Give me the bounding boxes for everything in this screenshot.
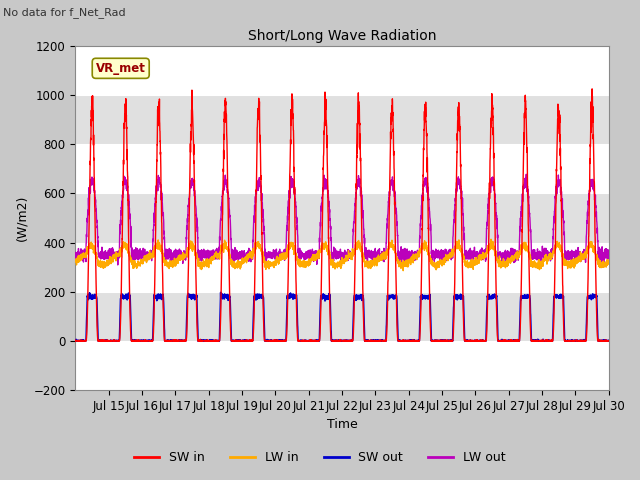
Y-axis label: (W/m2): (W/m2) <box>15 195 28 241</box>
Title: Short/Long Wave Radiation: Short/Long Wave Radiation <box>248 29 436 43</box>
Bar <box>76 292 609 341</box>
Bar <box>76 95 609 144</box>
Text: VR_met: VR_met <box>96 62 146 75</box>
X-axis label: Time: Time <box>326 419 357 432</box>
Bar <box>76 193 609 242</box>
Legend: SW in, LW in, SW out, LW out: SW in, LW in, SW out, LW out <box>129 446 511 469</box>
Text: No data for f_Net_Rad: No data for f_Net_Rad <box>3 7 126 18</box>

========================================================================

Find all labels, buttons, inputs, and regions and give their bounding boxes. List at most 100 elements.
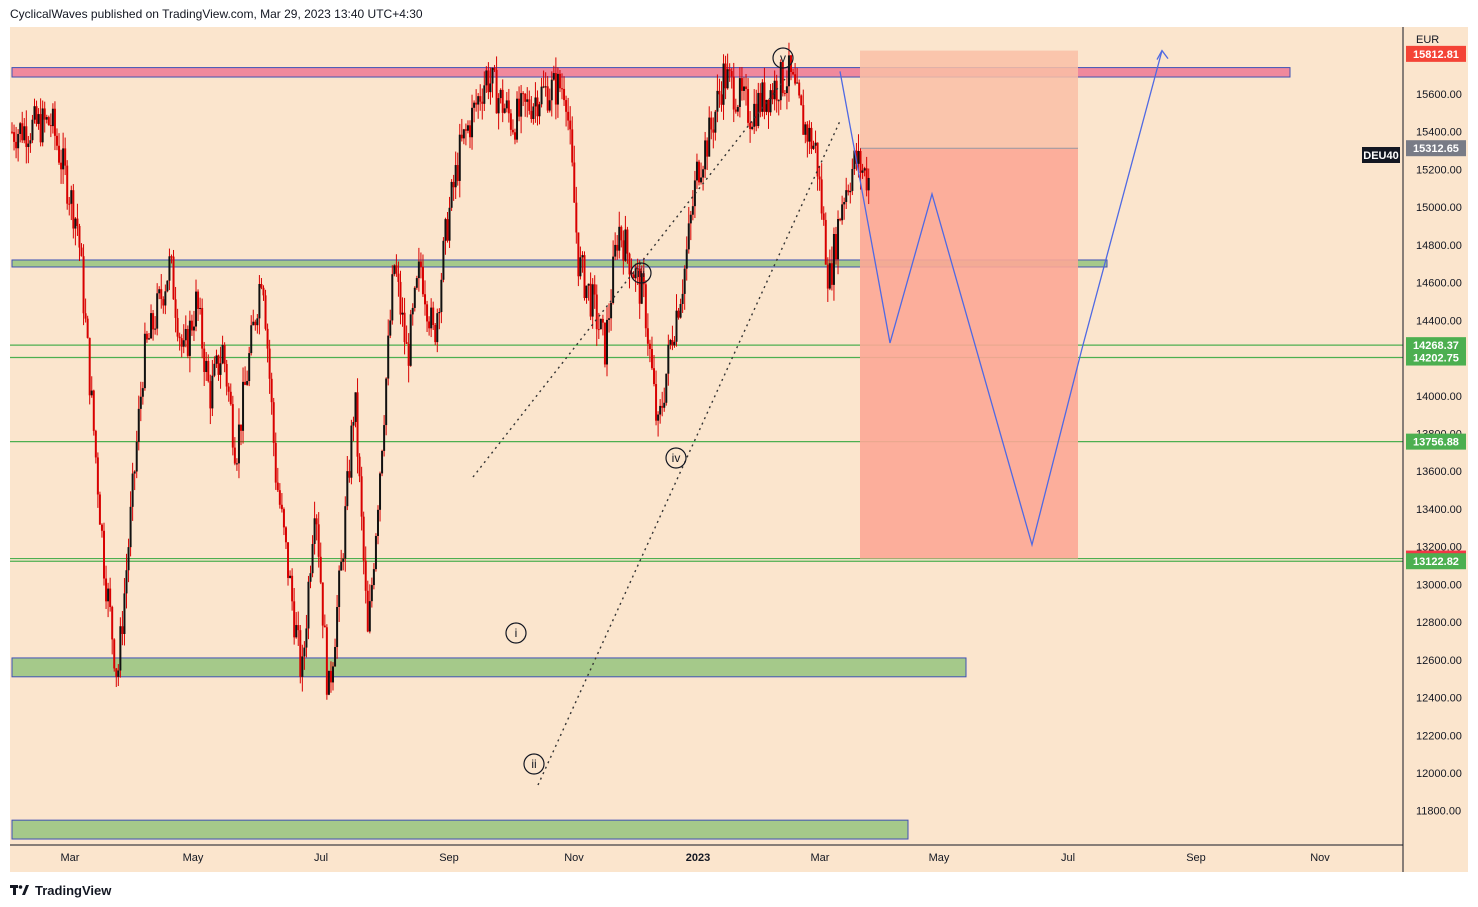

========================================================================

Please write out everything from the line containing "Give me the" down to the line containing "Text: No data", both included, and copy each line exactly while leaving out the pictures.

Response to this task>
Give me the bounding boxes for everything in this screenshot.
Y-axis label: (W/m2): (W/m2) <box>15 195 28 241</box>
Title: Short/Long Wave Radiation: Short/Long Wave Radiation <box>248 29 436 43</box>
Bar <box>76 292 609 341</box>
Bar <box>76 95 609 144</box>
Text: VR_met: VR_met <box>96 62 146 75</box>
X-axis label: Time: Time <box>326 419 357 432</box>
Bar <box>76 193 609 242</box>
Legend: SW in, LW in, SW out, LW out: SW in, LW in, SW out, LW out <box>129 446 511 469</box>
Text: No data for f_Net_Rad: No data for f_Net_Rad <box>3 7 126 18</box>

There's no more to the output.